Search the listing below for the word "谁谓伤心画不成" and copy each line that holds it.

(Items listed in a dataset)
· · · ·
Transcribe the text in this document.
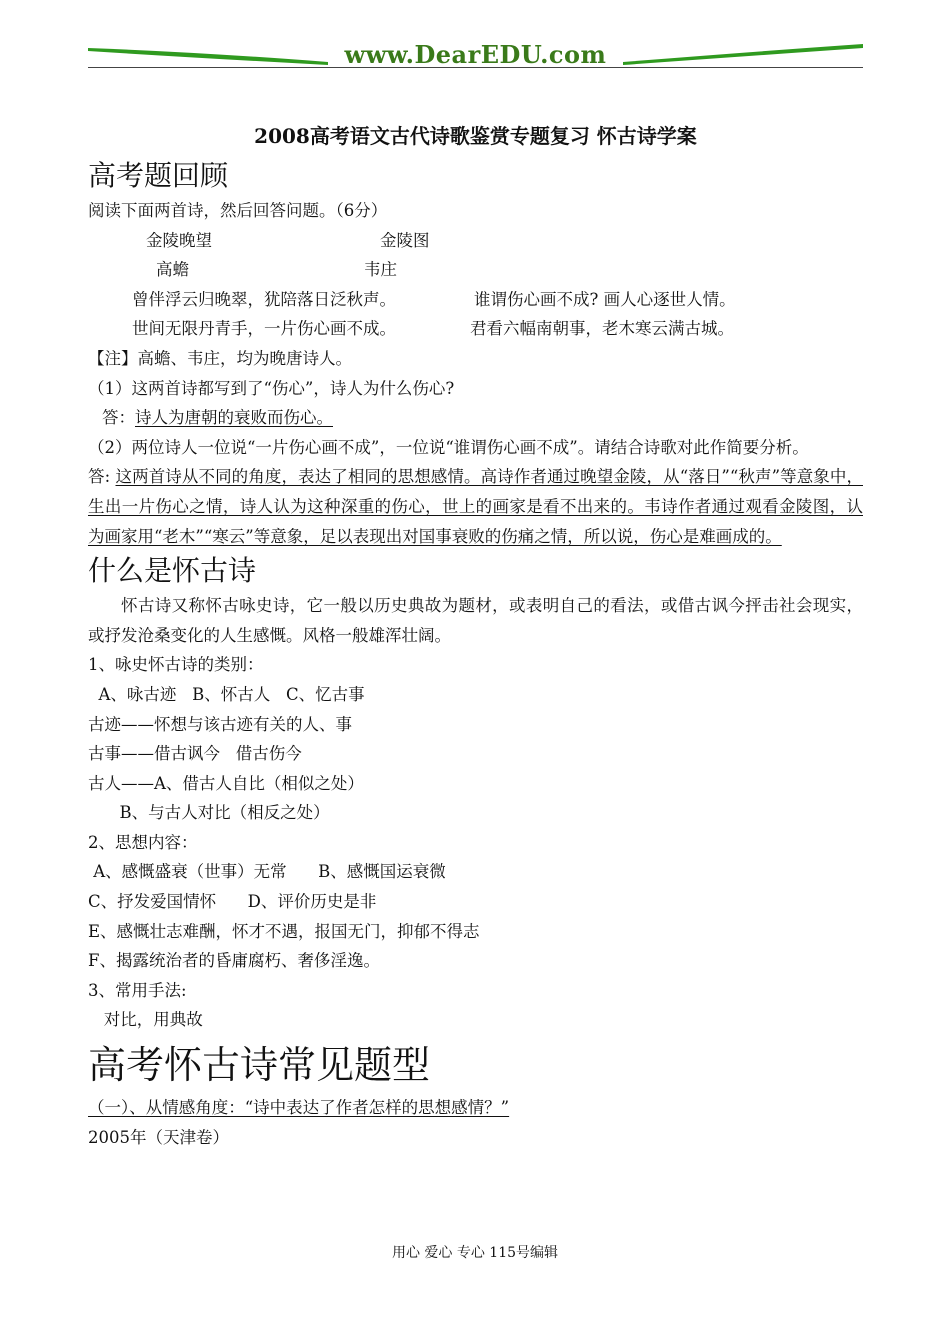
www.DearEDU.com
2008高考语文古代诗歌鉴赏专题复习 怀古诗学案
高考题回顾

阅读下面两首诗，然后回答问题。（6分）

金陵晚望	金陵图
高蟾	韦庄
曾伴浮云归晚翠，犹陪落日泛秋声。	谁谓伤心画不成? 画人心逐世人情。
世间无限丹青手，一片伤心画不成。	君看六幅南朝事，老木寒云满古城。

【注】高蟾、韦庄，均为晚唐诗人。

（1）这两首诗都写到了“伤心”，诗人为什么伤心?

答：诗人为唐朝的衰败而伤心。

（2）两位诗人一位说“一片伤心画不成”，一位说“谁谓伤心画不成”。请结合诗歌对此作简要分析。

答: 这两首诗从不同的角度，表达了相同的思想感情。高诗作者通过晚望金陵，从“落日”“秋声”等意象中，生出一片伤心之情，诗人认为这种深重的伤心，世上的画家是看不出来的。韦诗作者通过观看金陵图，认为画家用“老木”“寒云”等意象，足以表现出对国事衰败的伤痛之情，所以说，伤心是难画成的。

什么是怀古诗

怀古诗又称怀古咏史诗，它一般以历史典故为题材，或表明自己的看法，或借古讽今抨击社会现实，或抒发沧桑变化的人生感慨。风格一般雄浑壮阔。

1、咏史怀古诗的类别：

A、咏古迹   B、怀古人   C、忆古事

古迹——怀想与该古迹有关的人、事

古事——借古讽今   借古伤今

古人——A、借古人自比（相似之处）

B、与古人对比（相反之处）

2、思想内容：

A、感慨盛衰（世事）无常      B、感慨国运衰微

C、抒发爱国情怀      D、评价历史是非

E、感慨壮志难酬，怀才不遇，报国无门，抑郁不得志

F、揭露统治者的昏庸腐朽、奢侈淫逸。

3、常用手法:

对比，用典故

高考怀古诗常见题型

（一）、从情感角度：“诗中表达了作者怎样的思想感情？”

2005年（天津卷）

用心 爱心 专心 115号编辑
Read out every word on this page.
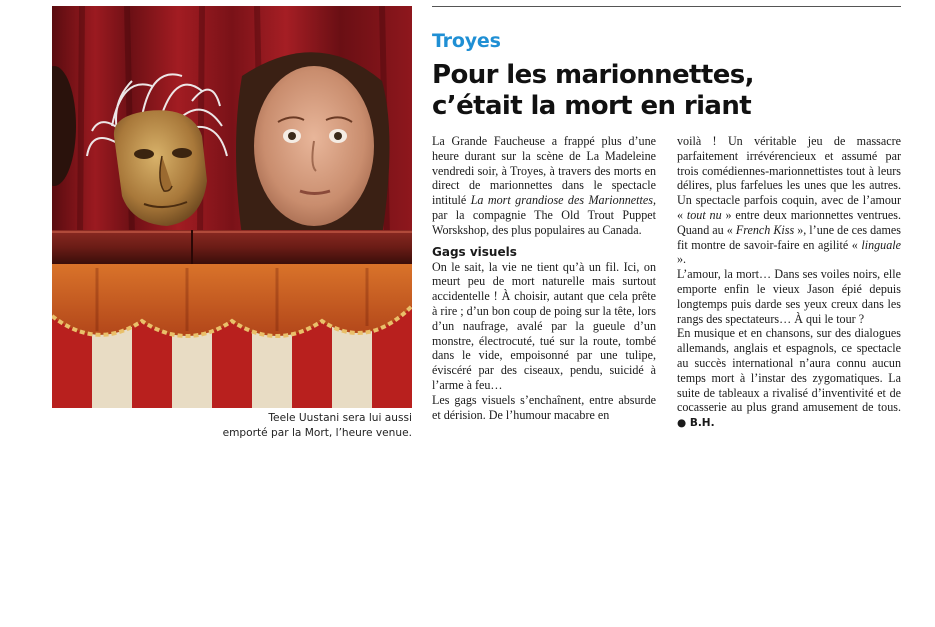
Teele Uustani sera lui aussi
emporté par la Mort, l’heure venue.
Troyes
Pour les marionnettes,
c’était la mort en riant

La Grande Faucheuse a frappé plus d’une heure durant sur la scène de La Madeleine vendredi soir, à Troyes, à travers des morts en direct de marionnettes dans le spectacle intitulé La mort grandiose des Marionnettes, par la compagnie The Old Trout Puppet Worskshop, des plus populaires au Canada.

Gags visuels

On le sait, la vie ne tient qu’à un fil. Ici, on meurt peu de mort naturelle mais surtout accidentelle ! À choisir, autant que cela prête à rire ; d’un bon coup de poing sur la tête, lors d’un naufrage, avalé par la gueule d’un monstre, électrocuté, tué sur la route, tombé dans le vide, empoisonné par une tulipe, éviscéré par des ciseaux, pendu, suicidé à l’arme à feu…

Les gags visuels s’enchaînent, entre absurde et dérision. De l’humour macabre en

voilà ! Un véritable jeu de massacre parfaitement irrévérencieux et assumé par trois comédiennes-marionnettistes tout à leurs délires, plus farfelues les unes que les autres. Un spectacle parfois coquin, avec de l’amour « tout nu » entre deux marionnettes ventrues. Quand au « French Kiss », l’une de ces dames fit montre de savoir-faire en agilité « linguale ».

L’amour, la mort… Dans ses voiles noirs, elle emporte enfin le vieux Jason épié depuis longtemps puis darde ses yeux creux dans les rangs des spectateurs… À qui le tour ?

En musique et en chansons, sur des dialogues allemands, anglais et espagnols, ce spectacle au succès international n’aura connu aucun temps mort à l’instar des zygomatiques. La suite de tableaux a rivalisé d’inventivité et de cocasserie au plus grand amusement de tous. ● B.H.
· · · ·
*EXERCISE ANSWER*
曾伴浮云归晚翠，犹陪落日泛秋声。	谁谓伤心画不成? 画人心逐世人情。
（2）两位诗人一位说“一片伤心画不成”，一位说“谁谓伤心画不成”。请结合诗歌对此作简要分析。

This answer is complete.